- Task to complete
Below are records. Copy every line with "又提高了员工素质" in it.
----
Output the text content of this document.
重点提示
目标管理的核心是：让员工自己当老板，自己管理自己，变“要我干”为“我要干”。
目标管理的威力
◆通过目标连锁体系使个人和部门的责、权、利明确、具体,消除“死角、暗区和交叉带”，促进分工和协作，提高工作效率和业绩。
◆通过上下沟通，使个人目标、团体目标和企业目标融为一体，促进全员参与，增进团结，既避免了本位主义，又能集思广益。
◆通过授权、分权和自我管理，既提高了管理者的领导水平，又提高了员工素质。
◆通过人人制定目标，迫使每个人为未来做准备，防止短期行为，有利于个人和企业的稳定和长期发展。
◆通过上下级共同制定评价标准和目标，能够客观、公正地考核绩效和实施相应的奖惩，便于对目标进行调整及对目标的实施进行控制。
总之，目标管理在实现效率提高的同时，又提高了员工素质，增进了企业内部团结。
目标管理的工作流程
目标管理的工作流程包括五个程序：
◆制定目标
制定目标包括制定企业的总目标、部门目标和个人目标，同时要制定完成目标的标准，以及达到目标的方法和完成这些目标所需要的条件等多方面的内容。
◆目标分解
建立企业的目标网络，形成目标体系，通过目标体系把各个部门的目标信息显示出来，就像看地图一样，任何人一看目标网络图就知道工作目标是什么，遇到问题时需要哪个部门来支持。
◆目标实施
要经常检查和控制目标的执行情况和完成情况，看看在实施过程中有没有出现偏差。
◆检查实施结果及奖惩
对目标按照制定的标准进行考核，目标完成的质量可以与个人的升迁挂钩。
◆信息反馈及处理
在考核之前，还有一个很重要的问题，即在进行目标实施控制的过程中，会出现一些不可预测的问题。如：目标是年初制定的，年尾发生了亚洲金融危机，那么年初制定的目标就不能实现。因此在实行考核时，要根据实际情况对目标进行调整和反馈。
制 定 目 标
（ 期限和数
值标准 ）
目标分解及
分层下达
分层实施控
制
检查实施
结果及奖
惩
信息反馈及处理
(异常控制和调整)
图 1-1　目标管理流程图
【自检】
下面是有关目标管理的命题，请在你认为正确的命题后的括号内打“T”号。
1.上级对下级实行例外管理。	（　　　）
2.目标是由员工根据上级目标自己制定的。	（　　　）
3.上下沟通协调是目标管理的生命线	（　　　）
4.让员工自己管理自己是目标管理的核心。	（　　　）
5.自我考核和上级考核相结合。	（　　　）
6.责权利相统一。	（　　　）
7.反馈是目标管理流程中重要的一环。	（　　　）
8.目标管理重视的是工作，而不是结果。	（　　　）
----
- Response to the task
◆通过授权、分权和自我管理，既提高了管理者的领导水平，又提高了员工素质。
总之，目标管理在实现效率提高的同时，又提高了员工素质，增进了企业内部团结。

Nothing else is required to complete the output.